Source data
++++++++

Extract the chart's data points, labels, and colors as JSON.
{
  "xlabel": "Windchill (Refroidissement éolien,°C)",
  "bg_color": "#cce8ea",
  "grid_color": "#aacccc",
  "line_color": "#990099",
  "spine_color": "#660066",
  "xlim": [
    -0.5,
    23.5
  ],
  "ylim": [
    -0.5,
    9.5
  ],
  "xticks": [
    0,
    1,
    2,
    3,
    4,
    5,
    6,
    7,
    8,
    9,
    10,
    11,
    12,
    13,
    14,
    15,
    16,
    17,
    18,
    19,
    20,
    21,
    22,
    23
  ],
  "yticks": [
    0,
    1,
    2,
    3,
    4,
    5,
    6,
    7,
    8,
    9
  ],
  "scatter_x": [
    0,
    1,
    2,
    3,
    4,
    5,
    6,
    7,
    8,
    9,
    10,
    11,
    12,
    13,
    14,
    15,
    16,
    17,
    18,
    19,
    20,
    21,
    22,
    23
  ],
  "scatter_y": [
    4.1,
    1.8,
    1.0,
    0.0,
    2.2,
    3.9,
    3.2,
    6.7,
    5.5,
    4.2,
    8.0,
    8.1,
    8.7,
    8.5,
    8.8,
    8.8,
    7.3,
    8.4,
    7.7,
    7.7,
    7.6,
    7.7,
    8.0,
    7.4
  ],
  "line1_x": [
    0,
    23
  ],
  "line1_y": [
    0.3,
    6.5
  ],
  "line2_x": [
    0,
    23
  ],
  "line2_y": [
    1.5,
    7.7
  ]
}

++++++++

> _REQUIRED TASK_
Output the listing above without altering a single character.

> _ANSWER FOR THIS EXERCISE_
Extract the chart's data points, labels, and colors as JSON.
{
  "xlabel": "Windchill (Refroidissement éolien,°C)",
  "bg_color": "#cce8ea",
  "grid_color": "#aacccc",
  "line_color": "#990099",
  "spine_color": "#660066",
  "xlim": [
    -0.5,
    23.5
  ],
  "ylim": [
    -0.5,
    9.5
  ],
  "xticks": [
    0,
    1,
    2,
    3,
    4,
    5,
    6,
    7,
    8,
    9,
    10,
    11,
    12,
    13,
    14,
    15,
    16,
    17,
    18,
    19,
    20,
    21,
    22,
    23
  ],
  "yticks": [
    0,
    1,
    2,
    3,
    4,
    5,
    6,
    7,
    8,
    9
  ],
  "scatter_x": [
    0,
    1,
    2,
    3,
    4,
    5,
    6,
    7,
    8,
    9,
    10,
    11,
    12,
    13,
    14,
    15,
    16,
    17,
    18,
    19,
    20,
    21,
    22,
    23
  ],
  "scatter_y": [
    4.1,
    1.8,
    1.0,
    0.0,
    2.2,
    3.9,
    3.2,
    6.7,
    5.5,
    4.2,
    8.0,
    8.1,
    8.7,
    8.5,
    8.8,
    8.8,
    7.3,
    8.4,
    7.7,
    7.7,
    7.6,
    7.7,
    8.0,
    7.4
  ],
  "line1_x": [
    0,
    23
  ],
  "line1_y": [
    0.3,
    6.5
  ],
  "line2_x": [
    0,
    23
  ],
  "line2_y": [
    1.5,
    7.7
  ]
}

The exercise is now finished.